Stored data
⁂

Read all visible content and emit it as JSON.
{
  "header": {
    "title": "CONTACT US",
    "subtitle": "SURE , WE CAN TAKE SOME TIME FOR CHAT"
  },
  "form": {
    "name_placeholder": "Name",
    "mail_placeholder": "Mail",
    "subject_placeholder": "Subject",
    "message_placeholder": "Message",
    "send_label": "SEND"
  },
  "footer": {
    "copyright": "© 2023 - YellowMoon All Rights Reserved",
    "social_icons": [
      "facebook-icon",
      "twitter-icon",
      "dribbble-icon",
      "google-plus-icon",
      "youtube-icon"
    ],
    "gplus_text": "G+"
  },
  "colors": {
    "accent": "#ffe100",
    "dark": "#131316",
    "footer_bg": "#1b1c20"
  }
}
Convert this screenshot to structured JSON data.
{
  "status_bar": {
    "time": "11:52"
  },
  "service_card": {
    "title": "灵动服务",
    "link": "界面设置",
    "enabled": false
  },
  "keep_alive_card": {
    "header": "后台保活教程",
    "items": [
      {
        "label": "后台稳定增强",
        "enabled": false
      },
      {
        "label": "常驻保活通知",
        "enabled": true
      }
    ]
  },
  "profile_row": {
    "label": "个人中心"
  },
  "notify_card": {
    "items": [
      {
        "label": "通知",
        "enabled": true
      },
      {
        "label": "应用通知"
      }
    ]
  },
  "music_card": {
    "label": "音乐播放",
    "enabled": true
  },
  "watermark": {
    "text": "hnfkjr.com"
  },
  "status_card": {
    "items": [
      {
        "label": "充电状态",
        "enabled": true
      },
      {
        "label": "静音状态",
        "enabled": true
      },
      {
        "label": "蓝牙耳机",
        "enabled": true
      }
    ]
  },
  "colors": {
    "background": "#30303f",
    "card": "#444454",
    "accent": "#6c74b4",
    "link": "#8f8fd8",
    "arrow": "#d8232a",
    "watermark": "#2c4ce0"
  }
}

⁂

What you have to do:
Make an exact copy of the records.

Correct output:
Read all visible content and emit it as JSON.
{
  "header": {
    "title": "CONTACT US",
    "subtitle": "SURE , WE CAN TAKE SOME TIME FOR CHAT"
  },
  "form": {
    "name_placeholder": "Name",
    "mail_placeholder": "Mail",
    "subject_placeholder": "Subject",
    "message_placeholder": "Message",
    "send_label": "SEND"
  },
  "footer": {
    "copyright": "© 2023 - YellowMoon All Rights Reserved",
    "social_icons": [
      "facebook-icon",
      "twitter-icon",
      "dribbble-icon",
      "google-plus-icon",
      "youtube-icon"
    ],
    "gplus_text": "G+"
  },
  "colors": {
    "accent": "#ffe100",
    "dark": "#131316",
    "footer_bg": "#1b1c20"
  }
}
Convert this screenshot to structured JSON data.
{
  "status_bar": {
    "time": "11:52"
  },
  "service_card": {
    "title": "灵动服务",
    "link": "界面设置",
    "enabled": false
  },
  "keep_alive_card": {
    "header": "后台保活教程",
    "items": [
      {
        "label": "后台稳定增强",
        "enabled": false
      },
      {
        "label": "常驻保活通知",
        "enabled": true
      }
    ]
  },
  "profile_row": {
    "label": "个人中心"
  },
  "notify_card": {
    "items": [
      {
        "label": "通知",
        "enabled": true
      },
      {
        "label": "应用通知"
      }
    ]
  },
  "music_card": {
    "label": "音乐播放",
    "enabled": true
  },
  "watermark": {
    "text": "hnfkjr.com"
  },
  "status_card": {
    "items": [
      {
        "label": "充电状态",
        "enabled": true
      },
      {
        "label": "静音状态",
        "enabled": true
      },
      {
        "label": "蓝牙耳机",
        "enabled": true
      }
    ]
  },
  "colors": {
    "background": "#30303f",
    "card": "#444454",
    "accent": "#6c74b4",
    "link": "#8f8fd8",
    "arrow": "#d8232a",
    "watermark": "#2c4ce0"
  }
}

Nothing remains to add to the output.